#### WHAT IS EXPECTED:
Quote all entries in full, exactly.

#### RECORDS FOR THIS EXERCISE:
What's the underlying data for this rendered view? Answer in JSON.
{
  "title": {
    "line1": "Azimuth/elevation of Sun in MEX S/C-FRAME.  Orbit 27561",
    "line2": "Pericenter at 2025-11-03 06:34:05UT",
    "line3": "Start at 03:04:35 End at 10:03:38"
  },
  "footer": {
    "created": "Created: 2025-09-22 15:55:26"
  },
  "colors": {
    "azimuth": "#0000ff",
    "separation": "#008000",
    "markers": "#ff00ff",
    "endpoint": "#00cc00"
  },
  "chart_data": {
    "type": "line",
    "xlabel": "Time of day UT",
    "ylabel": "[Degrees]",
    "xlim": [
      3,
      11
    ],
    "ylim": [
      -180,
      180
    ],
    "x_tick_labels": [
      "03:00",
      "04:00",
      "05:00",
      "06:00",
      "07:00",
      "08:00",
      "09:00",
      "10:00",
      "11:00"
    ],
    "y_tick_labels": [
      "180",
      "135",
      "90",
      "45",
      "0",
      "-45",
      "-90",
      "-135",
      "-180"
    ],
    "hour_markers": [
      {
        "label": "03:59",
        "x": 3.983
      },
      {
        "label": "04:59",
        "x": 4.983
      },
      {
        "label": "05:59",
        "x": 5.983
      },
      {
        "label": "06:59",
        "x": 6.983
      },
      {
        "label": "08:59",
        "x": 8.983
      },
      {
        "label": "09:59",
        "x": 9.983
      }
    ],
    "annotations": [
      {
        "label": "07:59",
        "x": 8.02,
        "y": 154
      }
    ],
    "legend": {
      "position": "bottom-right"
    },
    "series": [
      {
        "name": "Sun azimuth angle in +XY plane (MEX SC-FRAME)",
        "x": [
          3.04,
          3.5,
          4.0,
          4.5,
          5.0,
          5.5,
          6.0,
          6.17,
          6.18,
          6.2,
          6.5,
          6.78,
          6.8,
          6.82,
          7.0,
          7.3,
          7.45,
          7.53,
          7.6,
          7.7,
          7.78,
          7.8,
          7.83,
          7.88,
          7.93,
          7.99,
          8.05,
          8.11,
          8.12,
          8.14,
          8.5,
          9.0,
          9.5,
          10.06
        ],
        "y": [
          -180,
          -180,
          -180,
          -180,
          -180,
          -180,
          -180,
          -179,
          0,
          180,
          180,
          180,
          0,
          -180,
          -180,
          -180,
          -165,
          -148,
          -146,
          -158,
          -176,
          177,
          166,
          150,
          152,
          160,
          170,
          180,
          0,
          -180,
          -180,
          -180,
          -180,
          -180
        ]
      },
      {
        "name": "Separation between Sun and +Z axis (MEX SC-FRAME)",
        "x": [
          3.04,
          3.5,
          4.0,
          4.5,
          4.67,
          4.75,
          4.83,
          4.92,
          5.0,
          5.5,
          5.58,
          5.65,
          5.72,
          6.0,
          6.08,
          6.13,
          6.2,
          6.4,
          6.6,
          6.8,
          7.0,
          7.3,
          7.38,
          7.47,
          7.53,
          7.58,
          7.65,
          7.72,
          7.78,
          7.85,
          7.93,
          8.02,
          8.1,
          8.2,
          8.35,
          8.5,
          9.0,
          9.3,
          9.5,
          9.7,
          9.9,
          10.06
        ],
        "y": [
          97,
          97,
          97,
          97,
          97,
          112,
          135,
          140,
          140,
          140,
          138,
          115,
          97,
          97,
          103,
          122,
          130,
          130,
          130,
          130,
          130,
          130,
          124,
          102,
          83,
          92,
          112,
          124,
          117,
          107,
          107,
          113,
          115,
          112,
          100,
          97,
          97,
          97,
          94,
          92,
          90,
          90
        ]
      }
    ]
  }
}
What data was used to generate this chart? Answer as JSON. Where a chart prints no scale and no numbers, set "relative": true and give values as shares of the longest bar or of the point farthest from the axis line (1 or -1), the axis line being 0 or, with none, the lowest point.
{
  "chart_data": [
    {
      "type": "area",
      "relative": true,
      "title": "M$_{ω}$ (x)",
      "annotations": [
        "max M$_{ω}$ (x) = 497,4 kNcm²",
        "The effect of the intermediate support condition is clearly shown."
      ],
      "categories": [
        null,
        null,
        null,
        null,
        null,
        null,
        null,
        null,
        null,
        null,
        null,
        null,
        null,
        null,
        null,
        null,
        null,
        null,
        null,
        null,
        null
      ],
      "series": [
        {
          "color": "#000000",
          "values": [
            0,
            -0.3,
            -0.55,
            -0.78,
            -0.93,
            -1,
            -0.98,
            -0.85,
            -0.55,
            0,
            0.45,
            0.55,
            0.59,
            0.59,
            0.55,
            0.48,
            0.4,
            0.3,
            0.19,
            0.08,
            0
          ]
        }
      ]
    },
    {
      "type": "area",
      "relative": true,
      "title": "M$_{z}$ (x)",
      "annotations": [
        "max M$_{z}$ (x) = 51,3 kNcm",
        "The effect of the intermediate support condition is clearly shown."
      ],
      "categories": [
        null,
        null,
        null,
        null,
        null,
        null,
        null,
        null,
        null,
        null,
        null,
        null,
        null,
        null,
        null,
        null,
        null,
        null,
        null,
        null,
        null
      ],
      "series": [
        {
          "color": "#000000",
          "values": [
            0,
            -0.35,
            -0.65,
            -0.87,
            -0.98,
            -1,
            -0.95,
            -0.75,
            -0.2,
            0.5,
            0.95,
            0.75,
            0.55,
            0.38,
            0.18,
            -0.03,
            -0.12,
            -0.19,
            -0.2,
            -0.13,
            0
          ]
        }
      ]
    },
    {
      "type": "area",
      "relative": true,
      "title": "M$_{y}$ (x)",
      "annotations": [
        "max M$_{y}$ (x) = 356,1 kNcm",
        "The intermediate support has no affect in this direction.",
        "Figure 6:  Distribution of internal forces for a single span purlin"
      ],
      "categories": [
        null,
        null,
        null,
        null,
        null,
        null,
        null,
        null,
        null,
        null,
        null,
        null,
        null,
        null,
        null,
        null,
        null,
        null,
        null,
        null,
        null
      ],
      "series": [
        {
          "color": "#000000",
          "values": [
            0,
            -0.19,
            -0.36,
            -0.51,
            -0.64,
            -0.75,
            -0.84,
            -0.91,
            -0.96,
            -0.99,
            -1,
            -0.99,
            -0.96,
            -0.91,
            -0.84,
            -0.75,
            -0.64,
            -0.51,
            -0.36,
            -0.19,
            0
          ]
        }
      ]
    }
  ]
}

#### WORKED ANSWER:
What's the underlying data for this rendered view? Answer in JSON.
{
  "title": {
    "line1": "Azimuth/elevation of Sun in MEX S/C-FRAME.  Orbit 27561",
    "line2": "Pericenter at 2025-11-03 06:34:05UT",
    "line3": "Start at 03:04:35 End at 10:03:38"
  },
  "footer": {
    "created": "Created: 2025-09-22 15:55:26"
  },
  "colors": {
    "azimuth": "#0000ff",
    "separation": "#008000",
    "markers": "#ff00ff",
    "endpoint": "#00cc00"
  },
  "chart_data": {
    "type": "line",
    "xlabel": "Time of day UT",
    "ylabel": "[Degrees]",
    "xlim": [
      3,
      11
    ],
    "ylim": [
      -180,
      180
    ],
    "x_tick_labels": [
      "03:00",
      "04:00",
      "05:00",
      "06:00",
      "07:00",
      "08:00",
      "09:00",
      "10:00",
      "11:00"
    ],
    "y_tick_labels": [
      "180",
      "135",
      "90",
      "45",
      "0",
      "-45",
      "-90",
      "-135",
      "-180"
    ],
    "hour_markers": [
      {
        "label": "03:59",
        "x": 3.983
      },
      {
        "label": "04:59",
        "x": 4.983
      },
      {
        "label": "05:59",
        "x": 5.983
      },
      {
        "label": "06:59",
        "x": 6.983
      },
      {
        "label": "08:59",
        "x": 8.983
      },
      {
        "label": "09:59",
        "x": 9.983
      }
    ],
    "annotations": [
      {
        "label": "07:59",
        "x": 8.02,
        "y": 154
      }
    ],
    "legend": {
      "position": "bottom-right"
    },
    "series": [
      {
        "name": "Sun azimuth angle in +XY plane (MEX SC-FRAME)",
        "x": [
          3.04,
          3.5,
          4.0,
          4.5,
          5.0,
          5.5,
          6.0,
          6.17,
          6.18,
          6.2,
          6.5,
          6.78,
          6.8,
          6.82,
          7.0,
          7.3,
          7.45,
          7.53,
          7.6,
          7.7,
          7.78,
          7.8,
          7.83,
          7.88,
          7.93,
          7.99,
          8.05,
          8.11,
          8.12,
          8.14,
          8.5,
          9.0,
          9.5,
          10.06
        ],
        "y": [
          -180,
          -180,
          -180,
          -180,
          -180,
          -180,
          -180,
          -179,
          0,
          180,
          180,
          180,
          0,
          -180,
          -180,
          -180,
          -165,
          -148,
          -146,
          -158,
          -176,
          177,
          166,
          150,
          152,
          160,
          170,
          180,
          0,
          -180,
          -180,
          -180,
          -180,
          -180
        ]
      },
      {
        "name": "Separation between Sun and +Z axis (MEX SC-FRAME)",
        "x": [
          3.04,
          3.5,
          4.0,
          4.5,
          4.67,
          4.75,
          4.83,
          4.92,
          5.0,
          5.5,
          5.58,
          5.65,
          5.72,
          6.0,
          6.08,
          6.13,
          6.2,
          6.4,
          6.6,
          6.8,
          7.0,
          7.3,
          7.38,
          7.47,
          7.53,
          7.58,
          7.65,
          7.72,
          7.78,
          7.85,
          7.93,
          8.02,
          8.1,
          8.2,
          8.35,
          8.5,
          9.0,
          9.3,
          9.5,
          9.7,
          9.9,
          10.06
        ],
        "y": [
          97,
          97,
          97,
          97,
          97,
          112,
          135,
          140,
          140,
          140,
          138,
          115,
          97,
          97,
          103,
          122,
          130,
          130,
          130,
          130,
          130,
          130,
          124,
          102,
          83,
          92,
          112,
          124,
          117,
          107,
          107,
          113,
          115,
          112,
          100,
          97,
          97,
          97,
          94,
          92,
          90,
          90
        ]
      }
    ]
  }
}
What data was used to generate this chart? Answer as JSON. Where a chart prints no scale and no numbers, set "relative": true and give values as shares of the longest bar or of the point farthest from the axis line (1 or -1), the axis line being 0 or, with none, the lowest point.
{
  "chart_data": [
    {
      "type": "area",
      "relative": true,
      "title": "M$_{ω}$ (x)",
      "annotations": [
        "max M$_{ω}$ (x) = 497,4 kNcm²",
        "The effect of the intermediate support condition is clearly shown."
      ],
      "categories": [
        null,
        null,
        null,
        null,
        null,
        null,
        null,
        null,
        null,
        null,
        null,
        null,
        null,
        null,
        null,
        null,
        null,
        null,
        null,
        null,
        null
      ],
      "series": [
        {
          "color": "#000000",
          "values": [
            0,
            -0.3,
            -0.55,
            -0.78,
            -0.93,
            -1,
            -0.98,
            -0.85,
            -0.55,
            0,
            0.45,
            0.55,
            0.59,
            0.59,
            0.55,
            0.48,
            0.4,
            0.3,
            0.19,
            0.08,
            0
          ]
        }
      ]
    },
    {
      "type": "area",
      "relative": true,
      "title": "M$_{z}$ (x)",
      "annotations": [
        "max M$_{z}$ (x) = 51,3 kNcm",
        "The effect of the intermediate support condition is clearly shown."
      ],
      "categories": [
        null,
        null,
        null,
        null,
        null,
        null,
        null,
        null,
        null,
        null,
        null,
        null,
        null,
        null,
        null,
        null,
        null,
        null,
        null,
        null,
        null
      ],
      "series": [
        {
          "color": "#000000",
          "values": [
            0,
            -0.35,
            -0.65,
            -0.87,
            -0.98,
            -1,
            -0.95,
            -0.75,
            -0.2,
            0.5,
            0.95,
            0.75,
            0.55,
            0.38,
            0.18,
            -0.03,
            -0.12,
            -0.19,
            -0.2,
            -0.13,
            0
          ]
        }
      ]
    },
    {
      "type": "area",
      "relative": true,
      "title": "M$_{y}$ (x)",
      "annotations": [
        "max M$_{y}$ (x) = 356,1 kNcm",
        "The intermediate support has no affect in this direction.",
        "Figure 6:  Distribution of internal forces for a single span purlin"
      ],
      "categories": [
        null,
        null,
        null,
        null,
        null,
        null,
        null,
        null,
        null,
        null,
        null,
        null,
        null,
        null,
        null,
        null,
        null,
        null,
        null,
        null,
        null
      ],
      "series": [
        {
          "color": "#000000",
          "values": [
            0,
            -0.19,
            -0.36,
            -0.51,
            -0.64,
            -0.75,
            -0.84,
            -0.91,
            -0.96,
            -0.99,
            -1,
            -0.99,
            -0.96,
            -0.91,
            -0.84,
            -0.75,
            -0.64,
            -0.51,
            -0.36,
            -0.19,
            0
          ]
        }
      ]
    }
  ]
}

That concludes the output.